- _Work required_:
Check each line of the material below for the string "Output", then report how many lines have it, and nothing else.
___
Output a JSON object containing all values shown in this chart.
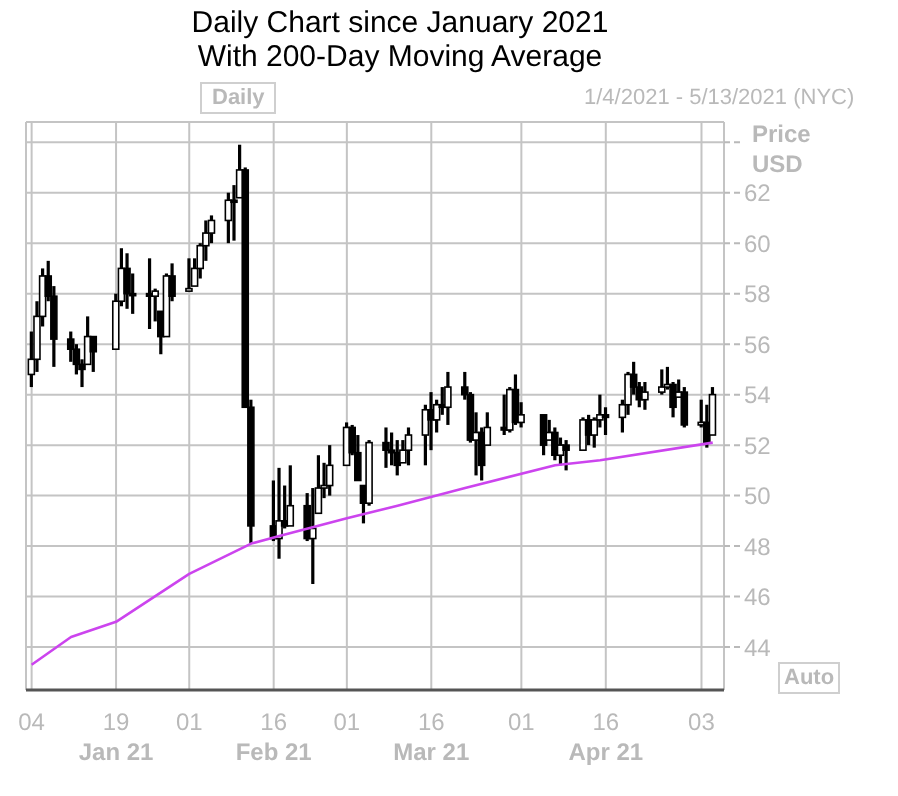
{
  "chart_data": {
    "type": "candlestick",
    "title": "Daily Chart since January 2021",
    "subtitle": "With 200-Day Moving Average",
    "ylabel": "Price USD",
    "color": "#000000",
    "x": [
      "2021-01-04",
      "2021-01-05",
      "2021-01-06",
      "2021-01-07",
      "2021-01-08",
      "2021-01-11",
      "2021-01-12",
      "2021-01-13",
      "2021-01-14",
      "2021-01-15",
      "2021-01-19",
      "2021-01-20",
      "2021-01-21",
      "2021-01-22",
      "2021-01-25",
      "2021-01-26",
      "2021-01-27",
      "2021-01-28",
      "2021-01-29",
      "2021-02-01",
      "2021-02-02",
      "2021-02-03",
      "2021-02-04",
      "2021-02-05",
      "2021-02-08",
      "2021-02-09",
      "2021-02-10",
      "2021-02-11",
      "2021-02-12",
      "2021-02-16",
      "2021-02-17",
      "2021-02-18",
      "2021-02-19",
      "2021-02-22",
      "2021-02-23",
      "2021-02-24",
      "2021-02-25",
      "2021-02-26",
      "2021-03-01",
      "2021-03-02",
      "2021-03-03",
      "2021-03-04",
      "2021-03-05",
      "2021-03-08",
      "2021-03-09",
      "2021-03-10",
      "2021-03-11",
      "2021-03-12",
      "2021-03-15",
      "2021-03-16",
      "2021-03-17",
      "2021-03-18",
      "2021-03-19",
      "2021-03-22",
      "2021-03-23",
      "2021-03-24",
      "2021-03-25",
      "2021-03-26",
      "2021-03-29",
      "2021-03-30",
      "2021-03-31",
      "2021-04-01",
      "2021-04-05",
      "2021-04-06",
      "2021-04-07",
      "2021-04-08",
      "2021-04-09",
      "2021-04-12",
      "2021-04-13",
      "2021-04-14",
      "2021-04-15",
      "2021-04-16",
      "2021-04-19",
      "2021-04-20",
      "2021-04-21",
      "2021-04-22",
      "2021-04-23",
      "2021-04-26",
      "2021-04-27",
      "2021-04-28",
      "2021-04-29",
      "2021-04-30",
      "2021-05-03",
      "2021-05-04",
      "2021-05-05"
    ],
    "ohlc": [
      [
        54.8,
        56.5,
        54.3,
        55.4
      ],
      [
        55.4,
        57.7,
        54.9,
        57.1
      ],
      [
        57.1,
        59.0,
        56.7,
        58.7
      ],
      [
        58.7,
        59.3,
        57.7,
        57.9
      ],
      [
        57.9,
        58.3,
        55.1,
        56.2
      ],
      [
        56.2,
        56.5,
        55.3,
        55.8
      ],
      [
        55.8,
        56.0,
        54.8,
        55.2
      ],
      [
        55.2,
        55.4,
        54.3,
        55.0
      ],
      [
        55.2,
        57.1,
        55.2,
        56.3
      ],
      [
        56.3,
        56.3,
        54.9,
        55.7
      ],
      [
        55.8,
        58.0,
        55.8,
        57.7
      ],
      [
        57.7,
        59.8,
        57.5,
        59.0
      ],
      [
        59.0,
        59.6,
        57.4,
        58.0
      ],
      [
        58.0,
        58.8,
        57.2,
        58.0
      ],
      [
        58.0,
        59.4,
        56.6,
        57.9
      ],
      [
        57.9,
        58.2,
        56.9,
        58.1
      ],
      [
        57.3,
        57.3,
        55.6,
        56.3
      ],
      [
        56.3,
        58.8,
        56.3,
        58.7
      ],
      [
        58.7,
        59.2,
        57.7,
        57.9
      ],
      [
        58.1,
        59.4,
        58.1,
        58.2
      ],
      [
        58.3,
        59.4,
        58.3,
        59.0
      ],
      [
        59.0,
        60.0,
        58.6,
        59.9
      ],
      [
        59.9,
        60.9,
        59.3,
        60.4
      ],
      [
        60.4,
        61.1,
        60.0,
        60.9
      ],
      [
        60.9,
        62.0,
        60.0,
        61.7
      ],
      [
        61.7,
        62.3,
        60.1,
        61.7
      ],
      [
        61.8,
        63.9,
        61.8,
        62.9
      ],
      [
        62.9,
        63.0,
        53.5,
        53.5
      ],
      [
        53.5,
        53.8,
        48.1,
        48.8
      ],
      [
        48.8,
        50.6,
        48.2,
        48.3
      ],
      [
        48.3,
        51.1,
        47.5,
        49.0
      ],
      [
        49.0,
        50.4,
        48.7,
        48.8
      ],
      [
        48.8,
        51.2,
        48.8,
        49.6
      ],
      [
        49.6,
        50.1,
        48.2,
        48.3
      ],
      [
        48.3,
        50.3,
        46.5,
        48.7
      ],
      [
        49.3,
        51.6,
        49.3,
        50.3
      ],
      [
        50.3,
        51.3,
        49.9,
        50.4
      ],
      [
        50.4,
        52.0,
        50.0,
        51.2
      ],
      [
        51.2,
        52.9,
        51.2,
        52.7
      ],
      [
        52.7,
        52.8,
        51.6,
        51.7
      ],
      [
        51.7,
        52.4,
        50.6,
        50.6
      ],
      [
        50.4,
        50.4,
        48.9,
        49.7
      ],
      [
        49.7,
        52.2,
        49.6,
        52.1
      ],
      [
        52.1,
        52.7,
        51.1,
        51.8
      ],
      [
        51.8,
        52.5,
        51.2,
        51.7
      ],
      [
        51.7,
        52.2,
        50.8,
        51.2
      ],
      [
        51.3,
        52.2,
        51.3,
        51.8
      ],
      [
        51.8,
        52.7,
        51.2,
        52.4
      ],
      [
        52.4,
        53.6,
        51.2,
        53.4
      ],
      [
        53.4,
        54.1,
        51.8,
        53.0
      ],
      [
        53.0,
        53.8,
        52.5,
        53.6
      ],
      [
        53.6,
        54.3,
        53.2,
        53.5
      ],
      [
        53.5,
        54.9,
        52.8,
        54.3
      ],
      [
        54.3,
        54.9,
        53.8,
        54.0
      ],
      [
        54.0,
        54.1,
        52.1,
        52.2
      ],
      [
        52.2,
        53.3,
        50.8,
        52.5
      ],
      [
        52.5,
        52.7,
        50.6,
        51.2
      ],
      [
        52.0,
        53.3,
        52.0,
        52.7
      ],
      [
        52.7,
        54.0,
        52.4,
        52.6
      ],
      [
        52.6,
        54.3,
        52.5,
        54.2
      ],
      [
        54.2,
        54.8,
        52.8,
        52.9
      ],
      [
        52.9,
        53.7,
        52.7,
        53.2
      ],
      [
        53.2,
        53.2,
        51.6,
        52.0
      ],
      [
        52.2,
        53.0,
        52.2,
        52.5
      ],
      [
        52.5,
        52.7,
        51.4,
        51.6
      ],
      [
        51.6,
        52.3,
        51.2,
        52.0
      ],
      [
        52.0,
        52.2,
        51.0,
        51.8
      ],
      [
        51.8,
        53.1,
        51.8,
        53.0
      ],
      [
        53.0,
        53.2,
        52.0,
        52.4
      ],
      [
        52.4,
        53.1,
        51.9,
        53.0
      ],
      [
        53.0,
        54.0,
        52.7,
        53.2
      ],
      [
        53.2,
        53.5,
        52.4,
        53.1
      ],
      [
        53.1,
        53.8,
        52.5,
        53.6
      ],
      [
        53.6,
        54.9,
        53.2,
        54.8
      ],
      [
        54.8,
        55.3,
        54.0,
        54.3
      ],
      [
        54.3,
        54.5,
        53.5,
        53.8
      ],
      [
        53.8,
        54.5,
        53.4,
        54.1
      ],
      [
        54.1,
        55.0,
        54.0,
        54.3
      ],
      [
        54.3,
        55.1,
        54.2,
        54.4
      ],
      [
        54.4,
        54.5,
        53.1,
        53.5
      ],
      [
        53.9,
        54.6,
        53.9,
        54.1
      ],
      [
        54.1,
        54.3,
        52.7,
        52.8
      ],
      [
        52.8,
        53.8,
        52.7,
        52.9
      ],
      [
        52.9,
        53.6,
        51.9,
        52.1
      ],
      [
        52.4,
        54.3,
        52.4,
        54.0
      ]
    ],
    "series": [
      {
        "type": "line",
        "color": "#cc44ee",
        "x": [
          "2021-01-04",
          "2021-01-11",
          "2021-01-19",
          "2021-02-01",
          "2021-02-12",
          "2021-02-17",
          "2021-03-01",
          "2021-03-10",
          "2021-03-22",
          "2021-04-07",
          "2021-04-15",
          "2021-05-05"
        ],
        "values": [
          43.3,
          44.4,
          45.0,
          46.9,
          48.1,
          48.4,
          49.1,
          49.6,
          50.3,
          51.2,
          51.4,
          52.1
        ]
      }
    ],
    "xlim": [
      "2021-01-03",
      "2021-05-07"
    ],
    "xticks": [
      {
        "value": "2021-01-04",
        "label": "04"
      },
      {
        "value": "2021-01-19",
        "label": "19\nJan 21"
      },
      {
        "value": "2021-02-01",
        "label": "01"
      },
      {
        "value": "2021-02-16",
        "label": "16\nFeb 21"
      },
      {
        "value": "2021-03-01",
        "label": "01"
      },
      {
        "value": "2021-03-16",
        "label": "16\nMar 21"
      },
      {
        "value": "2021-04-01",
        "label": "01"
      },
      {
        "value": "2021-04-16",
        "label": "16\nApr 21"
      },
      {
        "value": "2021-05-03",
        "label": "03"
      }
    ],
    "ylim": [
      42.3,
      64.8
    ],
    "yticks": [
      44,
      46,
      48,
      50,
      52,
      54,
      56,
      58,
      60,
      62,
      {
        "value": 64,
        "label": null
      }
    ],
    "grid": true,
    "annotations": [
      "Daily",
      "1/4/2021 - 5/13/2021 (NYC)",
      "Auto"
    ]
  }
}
___
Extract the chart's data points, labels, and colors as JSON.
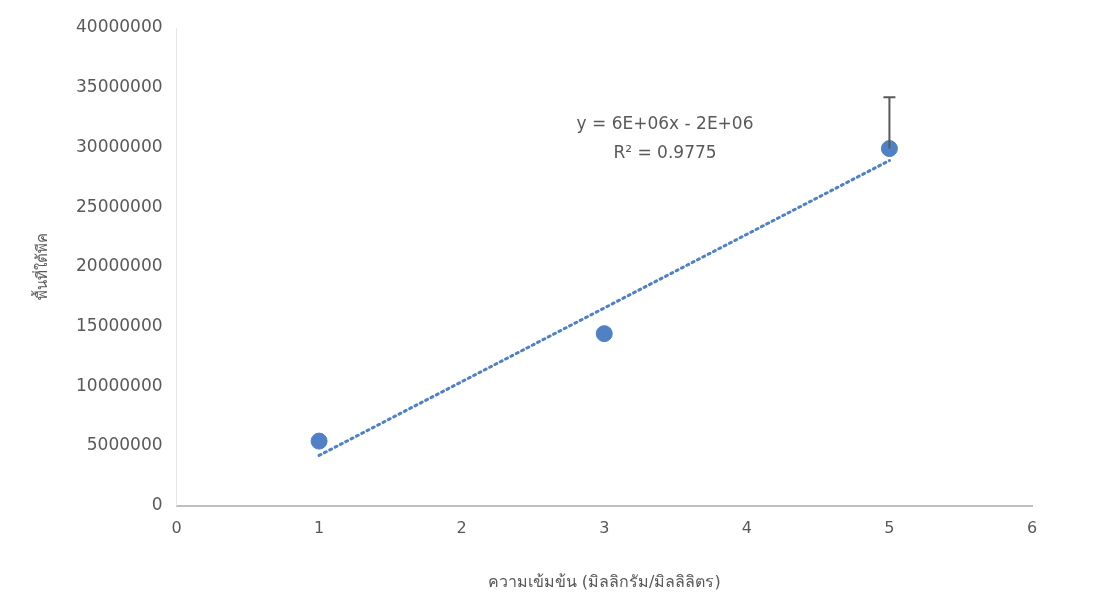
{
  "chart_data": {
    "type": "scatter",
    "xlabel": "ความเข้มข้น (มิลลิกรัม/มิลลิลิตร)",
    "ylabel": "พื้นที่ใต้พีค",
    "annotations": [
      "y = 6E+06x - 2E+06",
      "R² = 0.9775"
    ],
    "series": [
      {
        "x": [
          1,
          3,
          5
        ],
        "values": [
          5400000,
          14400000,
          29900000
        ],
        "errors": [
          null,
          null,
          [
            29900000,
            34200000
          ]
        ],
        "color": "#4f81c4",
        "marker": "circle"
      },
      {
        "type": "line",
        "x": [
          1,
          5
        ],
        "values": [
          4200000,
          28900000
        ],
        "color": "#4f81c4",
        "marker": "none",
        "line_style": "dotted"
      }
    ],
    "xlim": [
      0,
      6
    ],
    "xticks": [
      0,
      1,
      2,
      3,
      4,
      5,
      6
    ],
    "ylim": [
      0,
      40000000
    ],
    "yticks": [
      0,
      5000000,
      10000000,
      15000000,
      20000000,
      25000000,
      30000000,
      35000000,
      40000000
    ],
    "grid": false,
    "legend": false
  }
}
___
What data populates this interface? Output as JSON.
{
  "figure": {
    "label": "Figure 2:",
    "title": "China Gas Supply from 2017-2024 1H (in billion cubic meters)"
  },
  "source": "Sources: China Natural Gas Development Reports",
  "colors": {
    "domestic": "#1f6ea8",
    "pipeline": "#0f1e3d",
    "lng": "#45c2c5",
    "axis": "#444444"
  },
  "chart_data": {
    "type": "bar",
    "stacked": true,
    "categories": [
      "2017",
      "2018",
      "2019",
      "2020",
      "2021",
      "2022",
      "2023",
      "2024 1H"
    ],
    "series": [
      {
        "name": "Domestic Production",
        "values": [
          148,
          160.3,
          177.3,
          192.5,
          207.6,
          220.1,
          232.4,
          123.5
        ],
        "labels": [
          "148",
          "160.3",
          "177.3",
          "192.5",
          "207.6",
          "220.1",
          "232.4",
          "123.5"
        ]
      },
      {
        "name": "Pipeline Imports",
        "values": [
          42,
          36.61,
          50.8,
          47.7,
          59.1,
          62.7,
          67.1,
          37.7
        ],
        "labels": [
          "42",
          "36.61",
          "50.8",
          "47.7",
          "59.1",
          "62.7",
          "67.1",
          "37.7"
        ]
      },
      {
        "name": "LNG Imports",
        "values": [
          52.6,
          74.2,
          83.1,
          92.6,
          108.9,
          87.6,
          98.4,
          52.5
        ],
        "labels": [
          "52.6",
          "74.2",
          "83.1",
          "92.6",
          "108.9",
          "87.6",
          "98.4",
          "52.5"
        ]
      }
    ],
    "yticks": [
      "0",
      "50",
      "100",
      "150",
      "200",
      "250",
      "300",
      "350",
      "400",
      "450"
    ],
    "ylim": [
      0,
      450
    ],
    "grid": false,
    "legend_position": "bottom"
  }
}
___
- _Exercise answer_:
2